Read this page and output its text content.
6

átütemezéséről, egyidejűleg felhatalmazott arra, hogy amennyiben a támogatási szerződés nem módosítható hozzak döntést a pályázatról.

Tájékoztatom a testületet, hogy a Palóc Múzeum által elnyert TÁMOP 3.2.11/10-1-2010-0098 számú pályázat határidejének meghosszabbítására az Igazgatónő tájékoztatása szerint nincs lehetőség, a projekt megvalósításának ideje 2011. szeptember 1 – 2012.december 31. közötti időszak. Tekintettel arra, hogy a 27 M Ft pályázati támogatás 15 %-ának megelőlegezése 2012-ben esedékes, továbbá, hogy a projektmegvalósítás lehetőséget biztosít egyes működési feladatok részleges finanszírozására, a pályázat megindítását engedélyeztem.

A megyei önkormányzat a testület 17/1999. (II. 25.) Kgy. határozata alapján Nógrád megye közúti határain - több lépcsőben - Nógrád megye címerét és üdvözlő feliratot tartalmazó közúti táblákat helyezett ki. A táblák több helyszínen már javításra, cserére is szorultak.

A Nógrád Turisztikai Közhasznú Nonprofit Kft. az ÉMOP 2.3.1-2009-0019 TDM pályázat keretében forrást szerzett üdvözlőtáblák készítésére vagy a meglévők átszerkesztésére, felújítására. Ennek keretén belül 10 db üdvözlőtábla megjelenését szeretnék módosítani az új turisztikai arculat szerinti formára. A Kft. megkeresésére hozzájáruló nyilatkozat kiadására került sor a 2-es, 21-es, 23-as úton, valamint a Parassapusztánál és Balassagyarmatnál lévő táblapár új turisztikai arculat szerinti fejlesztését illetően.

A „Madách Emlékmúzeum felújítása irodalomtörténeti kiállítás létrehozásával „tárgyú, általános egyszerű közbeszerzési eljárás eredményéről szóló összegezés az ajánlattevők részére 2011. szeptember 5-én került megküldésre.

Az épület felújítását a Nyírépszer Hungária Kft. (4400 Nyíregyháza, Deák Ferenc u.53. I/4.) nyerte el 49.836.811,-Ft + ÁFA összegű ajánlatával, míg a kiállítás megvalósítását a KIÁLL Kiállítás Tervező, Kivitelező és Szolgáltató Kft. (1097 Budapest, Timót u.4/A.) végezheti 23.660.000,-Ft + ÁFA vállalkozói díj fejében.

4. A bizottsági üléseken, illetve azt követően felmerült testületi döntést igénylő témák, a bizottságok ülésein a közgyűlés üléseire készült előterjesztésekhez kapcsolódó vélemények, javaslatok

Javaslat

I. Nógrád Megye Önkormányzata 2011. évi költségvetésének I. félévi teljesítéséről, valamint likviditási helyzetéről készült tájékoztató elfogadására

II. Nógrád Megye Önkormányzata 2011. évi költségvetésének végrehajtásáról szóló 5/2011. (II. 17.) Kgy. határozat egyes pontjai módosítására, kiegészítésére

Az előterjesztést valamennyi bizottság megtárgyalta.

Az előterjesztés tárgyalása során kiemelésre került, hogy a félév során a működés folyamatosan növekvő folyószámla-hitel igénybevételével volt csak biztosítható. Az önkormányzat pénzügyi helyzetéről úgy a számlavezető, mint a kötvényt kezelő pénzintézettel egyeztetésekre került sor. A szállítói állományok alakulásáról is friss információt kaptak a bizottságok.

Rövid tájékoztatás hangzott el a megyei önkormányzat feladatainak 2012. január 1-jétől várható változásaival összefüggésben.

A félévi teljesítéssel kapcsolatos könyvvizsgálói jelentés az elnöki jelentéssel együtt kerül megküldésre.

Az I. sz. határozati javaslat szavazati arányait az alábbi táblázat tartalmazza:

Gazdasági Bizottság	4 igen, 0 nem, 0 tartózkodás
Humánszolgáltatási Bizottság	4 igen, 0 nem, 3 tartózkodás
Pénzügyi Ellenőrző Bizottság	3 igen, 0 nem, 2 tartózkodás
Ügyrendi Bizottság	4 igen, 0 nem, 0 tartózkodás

● **PROBLEM DETAILS**: Take the entries above and transcribe them in full.

● **RESPONSE TO THE EXERCISE**:
Read this page and output its text content.
6

átütemezéséről, egyidejűleg felhatalmazott arra, hogy amennyiben a támogatási szerződés nem módosítható hozzak döntést a pályázatról.

Tájékoztatom a testületet, hogy a Palóc Múzeum által elnyert TÁMOP 3.2.11/10-1-2010-0098 számú pályázat határidejének meghosszabbítására az Igazgatónő tájékoztatása szerint nincs lehetőség, a projekt megvalósításának ideje 2011. szeptember 1 – 2012.december 31. közötti időszak. Tekintettel arra, hogy a 27 M Ft pályázati támogatás 15 %-ának megelőlegezése 2012-ben esedékes, továbbá, hogy a projektmegvalósítás lehetőséget biztosít egyes működési feladatok részleges finanszírozására, a pályázat megindítását engedélyeztem.

A megyei önkormányzat a testület 17/1999. (II. 25.) Kgy. határozata alapján Nógrád megye közúti határain - több lépcsőben - Nógrád megye címerét és üdvözlő feliratot tartalmazó közúti táblákat helyezett ki. A táblák több helyszínen már javításra, cserére is szorultak.

A Nógrád Turisztikai Közhasznú Nonprofit Kft. az ÉMOP 2.3.1-2009-0019 TDM pályázat keretében forrást szerzett üdvözlőtáblák készítésére vagy a meglévők átszerkesztésére, felújítására. Ennek keretén belül 10 db üdvözlőtábla megjelenését szeretnék módosítani az új turisztikai arculat szerinti formára. A Kft. megkeresésére hozzájáruló nyilatkozat kiadására került sor a 2-es, 21-es, 23-as úton, valamint a Parassapusztánál és Balassagyarmatnál lévő táblapár új turisztikai arculat szerinti fejlesztését illetően.

A „Madách Emlékmúzeum felújítása irodalomtörténeti kiállítás létrehozásával „tárgyú, általános egyszerű közbeszerzési eljárás eredményéről szóló összegezés az ajánlattevők részére 2011. szeptember 5-én került megküldésre.

Az épület felújítását a Nyírépszer Hungária Kft. (4400 Nyíregyháza, Deák Ferenc u.53. I/4.) nyerte el 49.836.811,-Ft + ÁFA összegű ajánlatával, míg a kiállítás megvalósítását a KIÁLL Kiállítás Tervező, Kivitelező és Szolgáltató Kft. (1097 Budapest, Timót u.4/A.) végezheti 23.660.000,-Ft + ÁFA vállalkozói díj fejében.

4. A bizottsági üléseken, illetve azt követően felmerült testületi döntést igénylő témák, a bizottságok ülésein a közgyűlés üléseire készült előterjesztésekhez kapcsolódó vélemények, javaslatok

Javaslat

I. Nógrád Megye Önkormányzata 2011. évi költségvetésének I. félévi teljesítéséről, valamint likviditási helyzetéről készült tájékoztató elfogadására

II. Nógrád Megye Önkormányzata 2011. évi költségvetésének végrehajtásáról szóló 5/2011. (II. 17.) Kgy. határozat egyes pontjai módosítására, kiegészítésére

Az előterjesztést valamennyi bizottság megtárgyalta.

Az előterjesztés tárgyalása során kiemelésre került, hogy a félév során a működés folyamatosan növekvő folyószámla-hitel igénybevételével volt csak biztosítható. Az önkormányzat pénzügyi helyzetéről úgy a számlavezető, mint a kötvényt kezelő pénzintézettel egyeztetésekre került sor. A szállítói állományok alakulásáról is friss információt kaptak a bizottságok.

Rövid tájékoztatás hangzott el a megyei önkormányzat feladatainak 2012. január 1-jétől várható változásaival összefüggésben.

A félévi teljesítéssel kapcsolatos könyvvizsgálói jelentés az elnöki jelentéssel együtt kerül megküldésre.

Az I. sz. határozati javaslat szavazati arányait az alábbi táblázat tartalmazza:

Gazdasági Bizottság	4 igen, 0 nem, 0 tartózkodás
Humánszolgáltatási Bizottság	4 igen, 0 nem, 3 tartózkodás
Pénzügyi Ellenőrző Bizottság	3 igen, 0 nem, 2 tartózkodás
Ügyrendi Bizottság	4 igen, 0 nem, 0 tartózkodás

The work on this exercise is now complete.